Write out all the data again, exactly as it stands.

§ **DATA ROWS**
>> BEGIN

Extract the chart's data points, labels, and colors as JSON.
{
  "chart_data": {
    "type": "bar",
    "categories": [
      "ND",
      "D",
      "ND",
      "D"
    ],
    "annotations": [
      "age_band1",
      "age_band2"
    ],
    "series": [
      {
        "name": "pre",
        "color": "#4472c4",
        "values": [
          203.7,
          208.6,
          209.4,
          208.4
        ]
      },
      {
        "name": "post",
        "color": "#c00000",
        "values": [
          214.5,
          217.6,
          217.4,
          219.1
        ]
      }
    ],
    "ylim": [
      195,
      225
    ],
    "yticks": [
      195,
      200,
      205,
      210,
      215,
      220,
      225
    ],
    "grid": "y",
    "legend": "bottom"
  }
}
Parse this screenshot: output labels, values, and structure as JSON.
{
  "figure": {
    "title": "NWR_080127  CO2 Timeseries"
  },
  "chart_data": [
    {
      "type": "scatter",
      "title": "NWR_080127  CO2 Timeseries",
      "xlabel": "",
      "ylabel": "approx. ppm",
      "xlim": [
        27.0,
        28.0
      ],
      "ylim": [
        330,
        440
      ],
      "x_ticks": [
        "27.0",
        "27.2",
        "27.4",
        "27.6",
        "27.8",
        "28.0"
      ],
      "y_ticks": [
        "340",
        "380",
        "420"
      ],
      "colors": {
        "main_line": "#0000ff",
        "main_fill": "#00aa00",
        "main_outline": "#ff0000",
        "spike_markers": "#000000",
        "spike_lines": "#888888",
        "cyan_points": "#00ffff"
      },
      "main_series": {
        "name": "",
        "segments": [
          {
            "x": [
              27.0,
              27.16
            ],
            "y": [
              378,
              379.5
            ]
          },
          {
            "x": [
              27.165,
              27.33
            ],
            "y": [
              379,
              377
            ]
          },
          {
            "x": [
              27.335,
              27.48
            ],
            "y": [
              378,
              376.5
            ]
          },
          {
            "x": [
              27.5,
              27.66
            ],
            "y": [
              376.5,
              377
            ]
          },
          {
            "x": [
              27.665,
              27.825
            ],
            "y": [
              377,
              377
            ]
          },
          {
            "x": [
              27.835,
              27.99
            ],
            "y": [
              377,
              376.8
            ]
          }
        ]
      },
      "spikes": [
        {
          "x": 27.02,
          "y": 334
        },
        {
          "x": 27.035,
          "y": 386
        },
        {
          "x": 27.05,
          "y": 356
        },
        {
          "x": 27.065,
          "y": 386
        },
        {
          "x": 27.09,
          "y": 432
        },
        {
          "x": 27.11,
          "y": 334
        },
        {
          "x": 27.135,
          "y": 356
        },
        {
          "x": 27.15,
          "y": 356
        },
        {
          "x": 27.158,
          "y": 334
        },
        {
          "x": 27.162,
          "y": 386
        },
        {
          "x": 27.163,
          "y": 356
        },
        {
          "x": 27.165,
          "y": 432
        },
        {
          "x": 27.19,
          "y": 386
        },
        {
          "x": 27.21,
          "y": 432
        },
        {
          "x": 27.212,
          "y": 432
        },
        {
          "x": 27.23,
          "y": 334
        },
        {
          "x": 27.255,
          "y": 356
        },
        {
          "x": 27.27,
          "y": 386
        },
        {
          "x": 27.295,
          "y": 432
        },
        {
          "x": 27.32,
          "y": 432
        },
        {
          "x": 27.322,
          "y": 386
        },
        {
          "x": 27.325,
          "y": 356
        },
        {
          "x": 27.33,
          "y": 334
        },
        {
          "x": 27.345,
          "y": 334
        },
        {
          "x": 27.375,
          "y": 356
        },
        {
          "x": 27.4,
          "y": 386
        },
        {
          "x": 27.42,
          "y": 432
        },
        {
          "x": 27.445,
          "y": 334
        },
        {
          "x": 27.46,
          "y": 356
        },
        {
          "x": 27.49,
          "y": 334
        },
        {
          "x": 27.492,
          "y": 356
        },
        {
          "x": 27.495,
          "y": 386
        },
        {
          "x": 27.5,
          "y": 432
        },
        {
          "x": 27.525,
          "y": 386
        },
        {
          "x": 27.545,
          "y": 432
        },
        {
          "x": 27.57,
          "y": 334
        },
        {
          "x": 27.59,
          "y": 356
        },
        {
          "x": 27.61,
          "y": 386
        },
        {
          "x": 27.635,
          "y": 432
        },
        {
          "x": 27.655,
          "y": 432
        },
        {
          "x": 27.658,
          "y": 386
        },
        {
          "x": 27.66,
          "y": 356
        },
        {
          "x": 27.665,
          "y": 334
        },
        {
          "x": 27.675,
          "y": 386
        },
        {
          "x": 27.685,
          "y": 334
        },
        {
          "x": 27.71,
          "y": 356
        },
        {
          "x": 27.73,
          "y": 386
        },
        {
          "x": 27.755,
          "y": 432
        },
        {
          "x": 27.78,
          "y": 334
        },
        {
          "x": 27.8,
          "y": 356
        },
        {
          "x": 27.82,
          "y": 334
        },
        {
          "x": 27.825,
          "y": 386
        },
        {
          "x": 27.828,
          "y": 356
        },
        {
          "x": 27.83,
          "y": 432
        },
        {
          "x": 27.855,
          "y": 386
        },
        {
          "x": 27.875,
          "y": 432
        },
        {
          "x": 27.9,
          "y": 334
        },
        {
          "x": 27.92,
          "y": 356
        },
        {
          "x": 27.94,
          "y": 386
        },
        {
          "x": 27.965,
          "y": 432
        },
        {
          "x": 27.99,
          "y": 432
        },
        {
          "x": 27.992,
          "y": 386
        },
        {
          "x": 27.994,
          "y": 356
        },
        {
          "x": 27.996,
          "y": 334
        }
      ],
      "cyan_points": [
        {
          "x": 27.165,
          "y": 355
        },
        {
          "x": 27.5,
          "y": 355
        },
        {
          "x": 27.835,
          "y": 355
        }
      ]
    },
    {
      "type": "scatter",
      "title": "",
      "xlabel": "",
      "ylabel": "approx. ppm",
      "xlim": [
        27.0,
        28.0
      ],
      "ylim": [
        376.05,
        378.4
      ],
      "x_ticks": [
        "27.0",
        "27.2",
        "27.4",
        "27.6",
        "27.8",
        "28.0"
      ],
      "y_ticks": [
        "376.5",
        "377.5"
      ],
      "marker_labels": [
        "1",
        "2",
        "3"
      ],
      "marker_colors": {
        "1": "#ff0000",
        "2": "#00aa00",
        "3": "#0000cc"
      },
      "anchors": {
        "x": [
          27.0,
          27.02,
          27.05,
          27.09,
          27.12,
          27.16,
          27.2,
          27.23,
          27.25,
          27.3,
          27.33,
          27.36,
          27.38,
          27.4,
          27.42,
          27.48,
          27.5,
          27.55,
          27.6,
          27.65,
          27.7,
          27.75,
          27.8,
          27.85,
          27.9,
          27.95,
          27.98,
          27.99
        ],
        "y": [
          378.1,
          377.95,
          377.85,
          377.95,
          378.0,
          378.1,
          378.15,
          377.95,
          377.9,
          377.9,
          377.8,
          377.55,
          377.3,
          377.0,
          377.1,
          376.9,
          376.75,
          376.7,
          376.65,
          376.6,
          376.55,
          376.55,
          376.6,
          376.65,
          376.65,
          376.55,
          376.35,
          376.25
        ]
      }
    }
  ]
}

>> END

§ **SOLVED PROBLEM**
Extract the chart's data points, labels, and colors as JSON.
{
  "chart_data": {
    "type": "bar",
    "categories": [
      "ND",
      "D",
      "ND",
      "D"
    ],
    "annotations": [
      "age_band1",
      "age_band2"
    ],
    "series": [
      {
        "name": "pre",
        "color": "#4472c4",
        "values": [
          203.7,
          208.6,
          209.4,
          208.4
        ]
      },
      {
        "name": "post",
        "color": "#c00000",
        "values": [
          214.5,
          217.6,
          217.4,
          219.1
        ]
      }
    ],
    "ylim": [
      195,
      225
    ],
    "yticks": [
      195,
      200,
      205,
      210,
      215,
      220,
      225
    ],
    "grid": "y",
    "legend": "bottom"
  }
}
Parse this screenshot: output labels, values, and structure as JSON.
{
  "figure": {
    "title": "NWR_080127  CO2 Timeseries"
  },
  "chart_data": [
    {
      "type": "scatter",
      "title": "NWR_080127  CO2 Timeseries",
      "xlabel": "",
      "ylabel": "approx. ppm",
      "xlim": [
        27.0,
        28.0
      ],
      "ylim": [
        330,
        440
      ],
      "x_ticks": [
        "27.0",
        "27.2",
        "27.4",
        "27.6",
        "27.8",
        "28.0"
      ],
      "y_ticks": [
        "340",
        "380",
        "420"
      ],
      "colors": {
        "main_line": "#0000ff",
        "main_fill": "#00aa00",
        "main_outline": "#ff0000",
        "spike_markers": "#000000",
        "spike_lines": "#888888",
        "cyan_points": "#00ffff"
      },
      "main_series": {
        "name": "",
        "segments": [
          {
            "x": [
              27.0,
              27.16
            ],
            "y": [
              378,
              379.5
            ]
          },
          {
            "x": [
              27.165,
              27.33
            ],
            "y": [
              379,
              377
            ]
          },
          {
            "x": [
              27.335,
              27.48
            ],
            "y": [
              378,
              376.5
            ]
          },
          {
            "x": [
              27.5,
              27.66
            ],
            "y": [
              376.5,
              377
            ]
          },
          {
            "x": [
              27.665,
              27.825
            ],
            "y": [
              377,
              377
            ]
          },
          {
            "x": [
              27.835,
              27.99
            ],
            "y": [
              377,
              376.8
            ]
          }
        ]
      },
      "spikes": [
        {
          "x": 27.02,
          "y": 334
        },
        {
          "x": 27.035,
          "y": 386
        },
        {
          "x": 27.05,
          "y": 356
        },
        {
          "x": 27.065,
          "y": 386
        },
        {
          "x": 27.09,
          "y": 432
        },
        {
          "x": 27.11,
          "y": 334
        },
        {
          "x": 27.135,
          "y": 356
        },
        {
          "x": 27.15,
          "y": 356
        },
        {
          "x": 27.158,
          "y": 334
        },
        {
          "x": 27.162,
          "y": 386
        },
        {
          "x": 27.163,
          "y": 356
        },
        {
          "x": 27.165,
          "y": 432
        },
        {
          "x": 27.19,
          "y": 386
        },
        {
          "x": 27.21,
          "y": 432
        },
        {
          "x": 27.212,
          "y": 432
        },
        {
          "x": 27.23,
          "y": 334
        },
        {
          "x": 27.255,
          "y": 356
        },
        {
          "x": 27.27,
          "y": 386
        },
        {
          "x": 27.295,
          "y": 432
        },
        {
          "x": 27.32,
          "y": 432
        },
        {
          "x": 27.322,
          "y": 386
        },
        {
          "x": 27.325,
          "y": 356
        },
        {
          "x": 27.33,
          "y": 334
        },
        {
          "x": 27.345,
          "y": 334
        },
        {
          "x": 27.375,
          "y": 356
        },
        {
          "x": 27.4,
          "y": 386
        },
        {
          "x": 27.42,
          "y": 432
        },
        {
          "x": 27.445,
          "y": 334
        },
        {
          "x": 27.46,
          "y": 356
        },
        {
          "x": 27.49,
          "y": 334
        },
        {
          "x": 27.492,
          "y": 356
        },
        {
          "x": 27.495,
          "y": 386
        },
        {
          "x": 27.5,
          "y": 432
        },
        {
          "x": 27.525,
          "y": 386
        },
        {
          "x": 27.545,
          "y": 432
        },
        {
          "x": 27.57,
          "y": 334
        },
        {
          "x": 27.59,
          "y": 356
        },
        {
          "x": 27.61,
          "y": 386
        },
        {
          "x": 27.635,
          "y": 432
        },
        {
          "x": 27.655,
          "y": 432
        },
        {
          "x": 27.658,
          "y": 386
        },
        {
          "x": 27.66,
          "y": 356
        },
        {
          "x": 27.665,
          "y": 334
        },
        {
          "x": 27.675,
          "y": 386
        },
        {
          "x": 27.685,
          "y": 334
        },
        {
          "x": 27.71,
          "y": 356
        },
        {
          "x": 27.73,
          "y": 386
        },
        {
          "x": 27.755,
          "y": 432
        },
        {
          "x": 27.78,
          "y": 334
        },
        {
          "x": 27.8,
          "y": 356
        },
        {
          "x": 27.82,
          "y": 334
        },
        {
          "x": 27.825,
          "y": 386
        },
        {
          "x": 27.828,
          "y": 356
        },
        {
          "x": 27.83,
          "y": 432
        },
        {
          "x": 27.855,
          "y": 386
        },
        {
          "x": 27.875,
          "y": 432
        },
        {
          "x": 27.9,
          "y": 334
        },
        {
          "x": 27.92,
          "y": 356
        },
        {
          "x": 27.94,
          "y": 386
        },
        {
          "x": 27.965,
          "y": 432
        },
        {
          "x": 27.99,
          "y": 432
        },
        {
          "x": 27.992,
          "y": 386
        },
        {
          "x": 27.994,
          "y": 356
        },
        {
          "x": 27.996,
          "y": 334
        }
      ],
      "cyan_points": [
        {
          "x": 27.165,
          "y": 355
        },
        {
          "x": 27.5,
          "y": 355
        },
        {
          "x": 27.835,
          "y": 355
        }
      ]
    },
    {
      "type": "scatter",
      "title": "",
      "xlabel": "",
      "ylabel": "approx. ppm",
      "xlim": [
        27.0,
        28.0
      ],
      "ylim": [
        376.05,
        378.4
      ],
      "x_ticks": [
        "27.0",
        "27.2",
        "27.4",
        "27.6",
        "27.8",
        "28.0"
      ],
      "y_ticks": [
        "376.5",
        "377.5"
      ],
      "marker_labels": [
        "1",
        "2",
        "3"
      ],
      "marker_colors": {
        "1": "#ff0000",
        "2": "#00aa00",
        "3": "#0000cc"
      },
      "anchors": {
        "x": [
          27.0,
          27.02,
          27.05,
          27.09,
          27.12,
          27.16,
          27.2,
          27.23,
          27.25,
          27.3,
          27.33,
          27.36,
          27.38,
          27.4,
          27.42,
          27.48,
          27.5,
          27.55,
          27.6,
          27.65,
          27.7,
          27.75,
          27.8,
          27.85,
          27.9,
          27.95,
          27.98,
          27.99
        ],
        "y": [
          378.1,
          377.95,
          377.85,
          377.95,
          378.0,
          378.1,
          378.15,
          377.95,
          377.9,
          377.9,
          377.8,
          377.55,
          377.3,
          377.0,
          377.1,
          376.9,
          376.75,
          376.7,
          376.65,
          376.6,
          376.55,
          376.55,
          376.6,
          376.65,
          376.65,
          376.55,
          376.35,
          376.25
        ]
      }
    }
  ]
}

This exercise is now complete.